:: REQUIRED TASK ::
The records should be written out in full, with nothing altered.

----- PROVIDED RECORDS

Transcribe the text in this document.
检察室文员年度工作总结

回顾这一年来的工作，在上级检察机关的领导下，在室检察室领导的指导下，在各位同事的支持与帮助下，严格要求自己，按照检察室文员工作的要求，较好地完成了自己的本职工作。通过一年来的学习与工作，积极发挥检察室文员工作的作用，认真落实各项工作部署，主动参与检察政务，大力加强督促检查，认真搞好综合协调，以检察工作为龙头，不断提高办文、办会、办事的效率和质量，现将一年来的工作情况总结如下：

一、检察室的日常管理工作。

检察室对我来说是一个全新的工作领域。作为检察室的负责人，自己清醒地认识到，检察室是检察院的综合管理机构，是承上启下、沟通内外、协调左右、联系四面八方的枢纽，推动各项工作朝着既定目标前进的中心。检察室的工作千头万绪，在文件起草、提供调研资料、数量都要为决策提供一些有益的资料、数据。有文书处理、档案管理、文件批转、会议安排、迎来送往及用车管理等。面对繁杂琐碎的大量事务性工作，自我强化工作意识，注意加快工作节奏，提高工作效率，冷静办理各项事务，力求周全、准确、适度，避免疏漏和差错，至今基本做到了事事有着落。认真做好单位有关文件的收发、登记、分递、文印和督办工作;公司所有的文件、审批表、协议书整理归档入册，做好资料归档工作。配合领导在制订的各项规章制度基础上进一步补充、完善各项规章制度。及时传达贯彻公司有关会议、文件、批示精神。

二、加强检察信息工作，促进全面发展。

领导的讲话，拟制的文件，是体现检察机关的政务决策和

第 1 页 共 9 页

----------

:: EXERCISE RESPONSE ::
Transcribe the text in this document.
检察室文员年度工作总结

回顾这一年来的工作，在上级检察机关的领导下，在室检察室领导的指导下，在各位同事的支持与帮助下，严格要求自己，按照检察室文员工作的要求，较好地完成了自己的本职工作。通过一年来的学习与工作，积极发挥检察室文员工作的作用，认真落实各项工作部署，主动参与检察政务，大力加强督促检查，认真搞好综合协调，以检察工作为龙头，不断提高办文、办会、办事的效率和质量，现将一年来的工作情况总结如下：

一、检察室的日常管理工作。

检察室对我来说是一个全新的工作领域。作为检察室的负责人，自己清醒地认识到，检察室是检察院的综合管理机构，是承上启下、沟通内外、协调左右、联系四面八方的枢纽，推动各项工作朝着既定目标前进的中心。检察室的工作千头万绪，在文件起草、提供调研资料、数量都要为决策提供一些有益的资料、数据。有文书处理、档案管理、文件批转、会议安排、迎来送往及用车管理等。面对繁杂琐碎的大量事务性工作，自我强化工作意识，注意加快工作节奏，提高工作效率，冷静办理各项事务，力求周全、准确、适度，避免疏漏和差错，至今基本做到了事事有着落。认真做好单位有关文件的收发、登记、分递、文印和督办工作;公司所有的文件、审批表、协议书整理归档入册，做好资料归档工作。配合领导在制订的各项规章制度基础上进一步补充、完善各项规章制度。及时传达贯彻公司有关会议、文件、批示精神。

二、加强检察信息工作，促进全面发展。

领导的讲话，拟制的文件，是体现检察机关的政务决策和

第 1 页 共 9 页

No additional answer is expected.